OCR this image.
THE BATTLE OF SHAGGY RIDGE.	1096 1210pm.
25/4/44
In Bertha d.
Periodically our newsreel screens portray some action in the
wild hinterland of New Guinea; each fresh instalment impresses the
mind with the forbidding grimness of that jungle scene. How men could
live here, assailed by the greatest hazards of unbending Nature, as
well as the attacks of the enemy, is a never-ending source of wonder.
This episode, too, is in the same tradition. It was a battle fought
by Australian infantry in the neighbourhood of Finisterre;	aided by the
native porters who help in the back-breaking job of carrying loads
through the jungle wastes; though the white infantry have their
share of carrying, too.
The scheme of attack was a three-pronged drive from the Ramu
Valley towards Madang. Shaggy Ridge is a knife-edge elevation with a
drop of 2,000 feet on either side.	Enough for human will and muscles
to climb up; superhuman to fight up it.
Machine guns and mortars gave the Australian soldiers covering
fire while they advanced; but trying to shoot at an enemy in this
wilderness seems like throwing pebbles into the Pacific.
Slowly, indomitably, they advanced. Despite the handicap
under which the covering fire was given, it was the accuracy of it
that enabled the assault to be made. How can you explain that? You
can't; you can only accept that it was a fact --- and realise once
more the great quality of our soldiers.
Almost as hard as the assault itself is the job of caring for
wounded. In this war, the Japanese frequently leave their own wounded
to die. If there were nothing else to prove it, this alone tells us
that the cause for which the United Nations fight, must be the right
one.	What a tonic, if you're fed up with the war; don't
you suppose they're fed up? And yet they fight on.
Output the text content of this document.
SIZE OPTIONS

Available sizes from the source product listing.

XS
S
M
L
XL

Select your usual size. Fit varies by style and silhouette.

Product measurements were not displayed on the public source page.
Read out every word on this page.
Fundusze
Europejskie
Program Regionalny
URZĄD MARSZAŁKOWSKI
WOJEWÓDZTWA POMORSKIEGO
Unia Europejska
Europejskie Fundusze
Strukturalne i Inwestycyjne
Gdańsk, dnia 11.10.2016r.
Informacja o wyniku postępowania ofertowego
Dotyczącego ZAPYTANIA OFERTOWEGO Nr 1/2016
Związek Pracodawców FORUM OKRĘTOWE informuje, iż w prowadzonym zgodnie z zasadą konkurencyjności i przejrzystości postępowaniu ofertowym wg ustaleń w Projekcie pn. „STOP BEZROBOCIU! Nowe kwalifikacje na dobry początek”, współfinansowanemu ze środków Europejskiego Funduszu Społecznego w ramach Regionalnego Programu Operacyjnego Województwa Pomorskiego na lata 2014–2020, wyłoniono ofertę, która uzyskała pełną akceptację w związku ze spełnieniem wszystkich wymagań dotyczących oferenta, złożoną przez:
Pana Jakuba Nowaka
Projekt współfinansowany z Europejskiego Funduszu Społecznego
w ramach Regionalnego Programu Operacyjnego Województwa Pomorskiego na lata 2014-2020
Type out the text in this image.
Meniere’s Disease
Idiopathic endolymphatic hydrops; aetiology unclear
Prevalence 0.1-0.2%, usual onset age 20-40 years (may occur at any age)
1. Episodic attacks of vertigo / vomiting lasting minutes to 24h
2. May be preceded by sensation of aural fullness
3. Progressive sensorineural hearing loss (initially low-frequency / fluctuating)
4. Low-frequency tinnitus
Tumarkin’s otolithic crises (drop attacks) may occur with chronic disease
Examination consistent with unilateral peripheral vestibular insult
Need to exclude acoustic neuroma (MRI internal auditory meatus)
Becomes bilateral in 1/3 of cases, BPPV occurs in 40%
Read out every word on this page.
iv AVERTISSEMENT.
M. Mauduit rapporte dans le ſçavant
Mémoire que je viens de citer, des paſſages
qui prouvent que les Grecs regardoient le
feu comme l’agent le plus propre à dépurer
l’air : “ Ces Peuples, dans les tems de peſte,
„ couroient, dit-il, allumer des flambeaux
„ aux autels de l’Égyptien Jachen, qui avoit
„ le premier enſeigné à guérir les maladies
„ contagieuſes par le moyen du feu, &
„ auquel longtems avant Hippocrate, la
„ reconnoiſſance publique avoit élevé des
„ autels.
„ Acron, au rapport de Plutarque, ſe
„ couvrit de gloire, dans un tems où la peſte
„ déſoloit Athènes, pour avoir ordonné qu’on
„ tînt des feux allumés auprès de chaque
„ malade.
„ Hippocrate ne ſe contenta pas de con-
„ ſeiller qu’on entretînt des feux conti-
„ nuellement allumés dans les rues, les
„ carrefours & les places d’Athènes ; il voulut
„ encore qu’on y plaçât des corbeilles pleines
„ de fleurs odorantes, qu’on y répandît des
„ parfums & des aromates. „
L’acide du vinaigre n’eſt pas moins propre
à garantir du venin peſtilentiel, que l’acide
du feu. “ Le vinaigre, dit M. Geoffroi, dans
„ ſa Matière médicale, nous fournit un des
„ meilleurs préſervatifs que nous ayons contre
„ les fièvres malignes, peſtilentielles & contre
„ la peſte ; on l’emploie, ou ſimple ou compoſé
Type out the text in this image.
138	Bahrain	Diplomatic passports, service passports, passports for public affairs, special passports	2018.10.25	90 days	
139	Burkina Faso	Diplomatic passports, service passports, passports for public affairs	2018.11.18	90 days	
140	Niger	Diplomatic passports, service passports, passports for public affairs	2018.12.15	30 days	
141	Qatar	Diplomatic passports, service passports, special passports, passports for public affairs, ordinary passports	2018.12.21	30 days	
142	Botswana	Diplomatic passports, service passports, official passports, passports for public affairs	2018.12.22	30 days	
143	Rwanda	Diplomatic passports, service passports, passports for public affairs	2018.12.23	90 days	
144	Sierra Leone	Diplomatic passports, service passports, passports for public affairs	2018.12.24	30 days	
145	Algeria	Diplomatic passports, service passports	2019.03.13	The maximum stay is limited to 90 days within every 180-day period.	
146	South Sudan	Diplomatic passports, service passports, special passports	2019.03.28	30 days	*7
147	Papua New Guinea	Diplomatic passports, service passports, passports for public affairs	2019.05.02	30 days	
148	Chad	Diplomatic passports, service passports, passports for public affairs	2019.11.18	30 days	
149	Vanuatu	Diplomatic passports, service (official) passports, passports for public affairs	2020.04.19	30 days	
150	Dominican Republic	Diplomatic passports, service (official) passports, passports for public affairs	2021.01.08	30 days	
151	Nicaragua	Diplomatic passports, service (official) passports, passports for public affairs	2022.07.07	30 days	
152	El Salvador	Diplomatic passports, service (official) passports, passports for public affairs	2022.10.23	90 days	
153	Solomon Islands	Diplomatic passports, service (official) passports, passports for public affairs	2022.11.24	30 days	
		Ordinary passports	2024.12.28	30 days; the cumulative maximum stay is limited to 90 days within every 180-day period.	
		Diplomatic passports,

■ ■ ■ ■ ■ ■ ■

REQUIRED WORK » Copy every line of the records above that contains "maximum".

SOLUTION TO THIS EXERCISE »
145	Algeria	Diplomatic passports, service passports	2019.03.13	The maximum stay is limited to 90 days within every 180-day period.	
		Ordinary passports	2024.12.28	30 days; the cumulative maximum stay is limited to 90 days within every 180-day period.	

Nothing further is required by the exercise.